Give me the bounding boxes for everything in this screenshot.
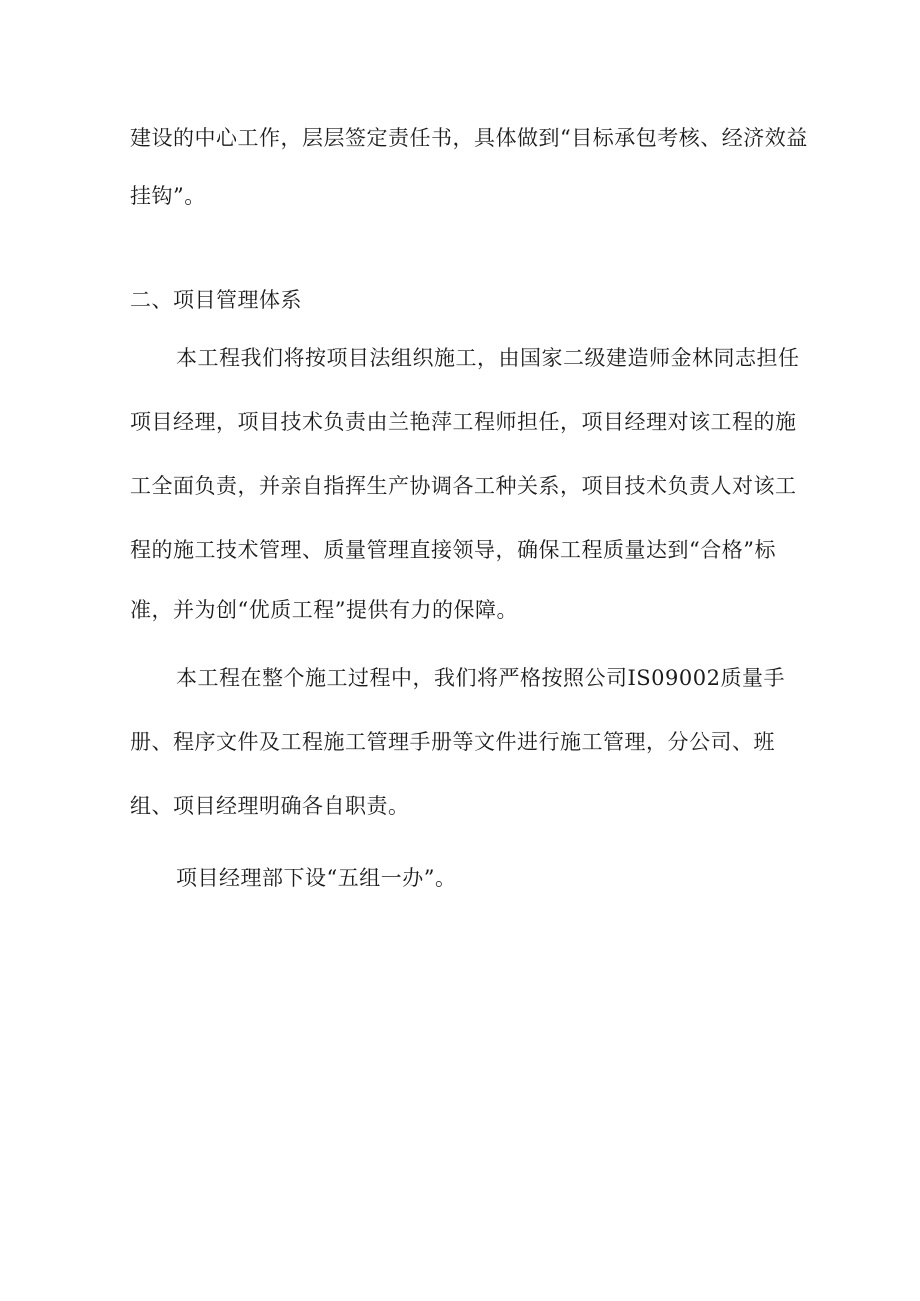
- section-heading: 二、项目管理体系: [130, 288, 302, 312]
- continuation-line-2: 挂钩”。: [130, 184, 206, 208]
- paragraph-1-line-5: 准，并为创“优质工程”提供有力的保障。: [130, 598, 518, 622]
- paragraph-1-line-4: 程的施工技术管理、质量管理直接领导，确保工程质量达到“合格”标: [130, 538, 776, 562]
- paragraph-1-line-2: 项目经理，项目技术负责由兰艳萍工程师担任，项目经理对该工程的施: [130, 410, 797, 434]
- paragraph-1-line-1: 本工程我们将按项目法组织施工，由国家二级建造师金林同志担任: [176, 346, 800, 370]
- paragraph-1-line-3: 工全面负责，并亲自指挥生产协调各工种关系，项目技术负责人对该工: [130, 474, 797, 498]
- paragraph-3-line-1: 项目经理部下设“五组一办”。: [176, 866, 457, 890]
- paragraph-2-line-1: 本工程在整个施工过程中，我们将严格按照公司IS09002质量手: [176, 666, 785, 690]
- paragraph-2-line-3: 组、项目经理明确各自职责。: [130, 794, 410, 818]
- paragraph-2-line-2: 册、程序文件及工程施工管理手册等文件进行施工管理，分公司、班: [130, 730, 775, 754]
- continuation-line-1: 建设的中心工作，层层签定责任书，具体做到“目标承包考核、经济效益: [130, 126, 808, 150]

━━━━━━━━━━━━━━━━━━━━━━━━━━━━━━

What is needed ▸ Present each line of the rows above as a numbered list, omitting blank lines and the picture.

Result ▸
1. Give me the bounding boxes for everything in this screenshot.
2. - section-heading: 二、项目管理体系: [130, 288, 302, 312]
3. - continuation-line-2: 挂钩”。: [130, 184, 206, 208]
4. - paragraph-1-line-5: 准，并为创“优质工程”提供有力的保障。: [130, 598, 518, 622]
5. - paragraph-1-line-4: 程的施工技术管理、质量管理直接领导，确保工程质量达到“合格”标: [130, 538, 776, 562]
6. - paragraph-1-line-2: 项目经理，项目技术负责由兰艳萍工程师担任，项目经理对该工程的施: [130, 410, 797, 434]
7. - paragraph-1-line-1: 本工程我们将按项目法组织施工，由国家二级建造师金林同志担任: [176, 346, 800, 370]
8. - paragraph-1-line-3: 工全面负责，并亲自指挥生产协调各工种关系，项目技术负责人对该工: [130, 474, 797, 498]
9. - paragraph-3-line-1: 项目经理部下设“五组一办”。: [176, 866, 457, 890]
10. - paragraph-2-line-1: 本工程在整个施工过程中，我们将严格按照公司IS09002质量手: [176, 666, 785, 690]
11. - paragraph-2-line-3: 组、项目经理明确各自职责。: [130, 794, 410, 818]
12. - paragraph-2-line-2: 册、程序文件及工程施工管理手册等文件进行施工管理，分公司、班: [130, 730, 775, 754]
13. - continuation-line-1: 建设的中心工作，层层签定责任书，具体做到“目标承包考核、经济效益: [130, 126, 808, 150]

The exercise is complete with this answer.